Dataset records:
┄┄┄┄┄┄

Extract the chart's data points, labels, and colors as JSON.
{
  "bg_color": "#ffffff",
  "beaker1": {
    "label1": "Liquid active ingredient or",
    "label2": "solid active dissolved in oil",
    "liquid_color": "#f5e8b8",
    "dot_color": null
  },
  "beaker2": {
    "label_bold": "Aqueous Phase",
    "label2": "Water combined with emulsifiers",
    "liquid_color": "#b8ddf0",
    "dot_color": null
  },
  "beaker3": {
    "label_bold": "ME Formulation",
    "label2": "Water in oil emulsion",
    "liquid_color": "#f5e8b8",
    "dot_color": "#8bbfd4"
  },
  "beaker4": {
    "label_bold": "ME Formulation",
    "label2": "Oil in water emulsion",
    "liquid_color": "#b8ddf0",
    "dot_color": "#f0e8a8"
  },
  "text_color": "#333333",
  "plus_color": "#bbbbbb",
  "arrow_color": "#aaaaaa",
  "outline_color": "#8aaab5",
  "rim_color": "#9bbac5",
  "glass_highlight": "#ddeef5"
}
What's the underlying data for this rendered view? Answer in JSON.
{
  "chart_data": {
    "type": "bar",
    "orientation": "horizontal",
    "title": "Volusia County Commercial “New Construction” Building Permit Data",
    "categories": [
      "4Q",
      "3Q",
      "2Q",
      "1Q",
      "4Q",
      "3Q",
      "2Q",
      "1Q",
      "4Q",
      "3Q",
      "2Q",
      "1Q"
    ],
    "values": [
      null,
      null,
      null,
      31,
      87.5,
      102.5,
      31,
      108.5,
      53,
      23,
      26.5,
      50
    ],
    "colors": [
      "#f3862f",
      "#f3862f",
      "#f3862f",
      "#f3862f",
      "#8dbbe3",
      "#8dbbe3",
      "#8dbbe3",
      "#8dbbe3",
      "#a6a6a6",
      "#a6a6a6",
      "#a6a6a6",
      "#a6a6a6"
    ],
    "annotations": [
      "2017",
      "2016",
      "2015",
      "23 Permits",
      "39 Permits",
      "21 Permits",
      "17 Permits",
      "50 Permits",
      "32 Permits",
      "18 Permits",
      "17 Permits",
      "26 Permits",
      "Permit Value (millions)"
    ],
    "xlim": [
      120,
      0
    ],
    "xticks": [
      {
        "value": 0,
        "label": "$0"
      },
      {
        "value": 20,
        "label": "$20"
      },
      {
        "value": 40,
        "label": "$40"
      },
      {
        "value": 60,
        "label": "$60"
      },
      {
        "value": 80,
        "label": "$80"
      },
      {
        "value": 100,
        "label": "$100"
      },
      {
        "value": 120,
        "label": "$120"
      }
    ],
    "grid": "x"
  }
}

┄┄┄┄┄┄

- OBJECTIVE
Type out the full listing again, exactly as given.

- EXERCISE OUTPUT
Extract the chart's data points, labels, and colors as JSON.
{
  "bg_color": "#ffffff",
  "beaker1": {
    "label1": "Liquid active ingredient or",
    "label2": "solid active dissolved in oil",
    "liquid_color": "#f5e8b8",
    "dot_color": null
  },
  "beaker2": {
    "label_bold": "Aqueous Phase",
    "label2": "Water combined with emulsifiers",
    "liquid_color": "#b8ddf0",
    "dot_color": null
  },
  "beaker3": {
    "label_bold": "ME Formulation",
    "label2": "Water in oil emulsion",
    "liquid_color": "#f5e8b8",
    "dot_color": "#8bbfd4"
  },
  "beaker4": {
    "label_bold": "ME Formulation",
    "label2": "Oil in water emulsion",
    "liquid_color": "#b8ddf0",
    "dot_color": "#f0e8a8"
  },
  "text_color": "#333333",
  "plus_color": "#bbbbbb",
  "arrow_color": "#aaaaaa",
  "outline_color": "#8aaab5",
  "rim_color": "#9bbac5",
  "glass_highlight": "#ddeef5"
}
What's the underlying data for this rendered view? Answer in JSON.
{
  "chart_data": {
    "type": "bar",
    "orientation": "horizontal",
    "title": "Volusia County Commercial “New Construction” Building Permit Data",
    "categories": [
      "4Q",
      "3Q",
      "2Q",
      "1Q",
      "4Q",
      "3Q",
      "2Q",
      "1Q",
      "4Q",
      "3Q",
      "2Q",
      "1Q"
    ],
    "values": [
      null,
      null,
      null,
      31,
      87.5,
      102.5,
      31,
      108.5,
      53,
      23,
      26.5,
      50
    ],
    "colors": [
      "#f3862f",
      "#f3862f",
      "#f3862f",
      "#f3862f",
      "#8dbbe3",
      "#8dbbe3",
      "#8dbbe3",
      "#8dbbe3",
      "#a6a6a6",
      "#a6a6a6",
      "#a6a6a6",
      "#a6a6a6"
    ],
    "annotations": [
      "2017",
      "2016",
      "2015",
      "23 Permits",
      "39 Permits",
      "21 Permits",
      "17 Permits",
      "50 Permits",
      "32 Permits",
      "18 Permits",
      "17 Permits",
      "26 Permits",
      "Permit Value (millions)"
    ],
    "xlim": [
      120,
      0
    ],
    "xticks": [
      {
        "value": 0,
        "label": "$0"
      },
      {
        "value": 20,
        "label": "$20"
      },
      {
        "value": 40,
        "label": "$40"
      },
      {
        "value": 60,
        "label": "$60"
      },
      {
        "value": 80,
        "label": "$80"
      },
      {
        "value": 100,
        "label": "$100"
      },
      {
        "value": 120,
        "label": "$120"
      }
    ],
    "grid": "x"
  }
}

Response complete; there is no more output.